__YOUR GOAL__. The goal is an unaltered copy of the records below, minus any images.

__PROVIDED RECORDS__.
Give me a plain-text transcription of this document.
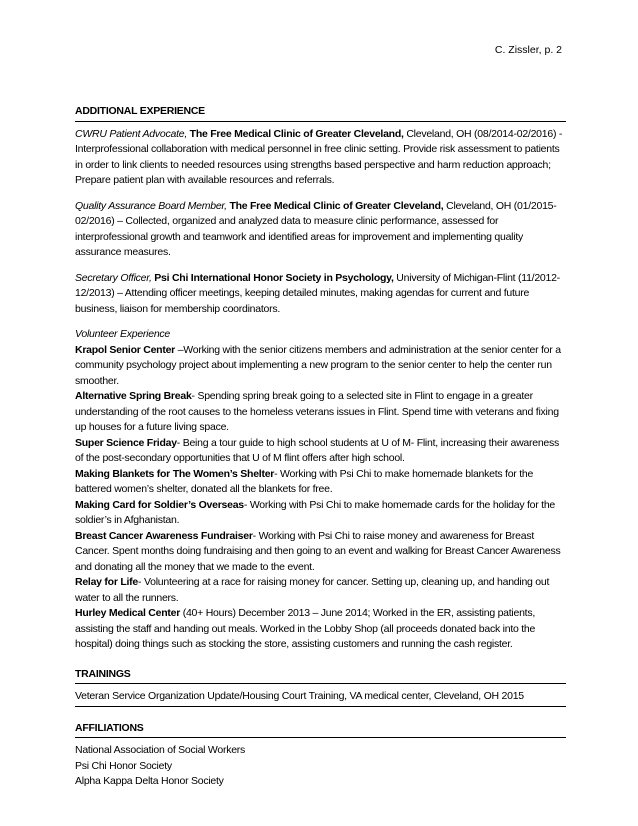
C. Zissler, p. 2
ADDITIONAL EXPERIENCE

CWRU Patient Advocate, The Free Medical Clinic of Greater Cleveland, Cleveland, OH (08/2014-02/2016) -Interprofessional collaboration with medical personnel in free clinic setting. Provide risk assessment to patients in order to link clients to needed resources using strengths based perspective and harm reduction approach; Prepare patient plan with available resources and referrals.

Quality Assurance Board Member, The Free Medical Clinic of Greater Cleveland, Cleveland, OH (01/2015-02/2016) – Collected, organized and analyzed data to measure clinic performance, assessed for interprofessional growth and teamwork and identified areas for improvement and implementing quality assurance measures.

Secretary Officer, Psi Chi International Honor Society in Psychology, University of Michigan-Flint (11/2012-12/2013) – Attending officer meetings, keeping detailed minutes, making agendas for current and future business, liaison for membership coordinators.

Volunteer Experience

Krapol Senior Center –Working with the senior citizens members and administration at the senior center for a community psychology project about implementing a new program to the senior center to help the center run smoother.

Alternative Spring Break- Spending spring break going to a selected site in Flint to engage in a greater understanding of the root causes to the homeless veterans issues in Flint. Spend time with veterans and fixing up houses for a future living space.

Super Science Friday- Being a tour guide to high school students at U of M- Flint, increasing their awareness of the post-secondary opportunities that U of M flint offers after high school.

Making Blankets for The Women’s Shelter- Working with Psi Chi to make homemade blankets for the battered women’s shelter, donated all the blankets for free.

Making Card for Soldier’s Overseas- Working with Psi Chi to make homemade cards for the holiday for the soldier’s in Afghanistan.

Breast Cancer Awareness Fundraiser- Working with Psi Chi to raise money and awareness for Breast Cancer. Spent months doing fundraising and then going to an event and walking for Breast Cancer Awareness and donating all the money that we made to the event.

Relay for Life- Volunteering at a race for raising money for cancer. Setting up, cleaning up, and handing out water to all the runners.

Hurley Medical Center (40+ Hours) December 2013 – June 2014; Worked in the ER, assisting patients, assisting the staff and handing out meals. Worked in the Lobby Shop (all proceeds donated back into the hospital) doing things such as stocking the store, assisting customers and running the cash register.

TRAININGS

Veteran Service Organization Update/Housing Court Training, VA medical center, Cleveland, OH 2015

AFFILIATIONS

National Association of Social Workers

Psi Chi Honor Society

Alpha Kappa Delta Honor Society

__THE ANSWER__.
Give me a plain-text transcription of this document.
C. Zissler, p. 2
ADDITIONAL EXPERIENCE

CWRU Patient Advocate, The Free Medical Clinic of Greater Cleveland, Cleveland, OH (08/2014-02/2016) -Interprofessional collaboration with medical personnel in free clinic setting. Provide risk assessment to patients in order to link clients to needed resources using strengths based perspective and harm reduction approach; Prepare patient plan with available resources and referrals.

Quality Assurance Board Member, The Free Medical Clinic of Greater Cleveland, Cleveland, OH (01/2015-02/2016) – Collected, organized and analyzed data to measure clinic performance, assessed for interprofessional growth and teamwork and identified areas for improvement and implementing quality assurance measures.

Secretary Officer, Psi Chi International Honor Society in Psychology, University of Michigan-Flint (11/2012-12/2013) – Attending officer meetings, keeping detailed minutes, making agendas for current and future business, liaison for membership coordinators.

Volunteer Experience

Krapol Senior Center –Working with the senior citizens members and administration at the senior center for a community psychology project about implementing a new program to the senior center to help the center run smoother.

Alternative Spring Break- Spending spring break going to a selected site in Flint to engage in a greater understanding of the root causes to the homeless veterans issues in Flint. Spend time with veterans and fixing up houses for a future living space.

Super Science Friday- Being a tour guide to high school students at U of M- Flint, increasing their awareness of the post-secondary opportunities that U of M flint offers after high school.

Making Blankets for The Women’s Shelter- Working with Psi Chi to make homemade blankets for the battered women’s shelter, donated all the blankets for free.

Making Card for Soldier’s Overseas- Working with Psi Chi to make homemade cards for the holiday for the soldier’s in Afghanistan.

Breast Cancer Awareness Fundraiser- Working with Psi Chi to raise money and awareness for Breast Cancer. Spent months doing fundraising and then going to an event and walking for Breast Cancer Awareness and donating all the money that we made to the event.

Relay for Life- Volunteering at a race for raising money for cancer. Setting up, cleaning up, and handing out water to all the runners.

Hurley Medical Center (40+ Hours) December 2013 – June 2014; Worked in the ER, assisting patients, assisting the staff and handing out meals. Worked in the Lobby Shop (all proceeds donated back into the hospital) doing things such as stocking the store, assisting customers and running the cash register.

TRAININGS

Veteran Service Organization Update/Housing Court Training, VA medical center, Cleveland, OH 2015

AFFILIATIONS

National Association of Social Workers

Psi Chi Honor Society

Alpha Kappa Delta Honor Society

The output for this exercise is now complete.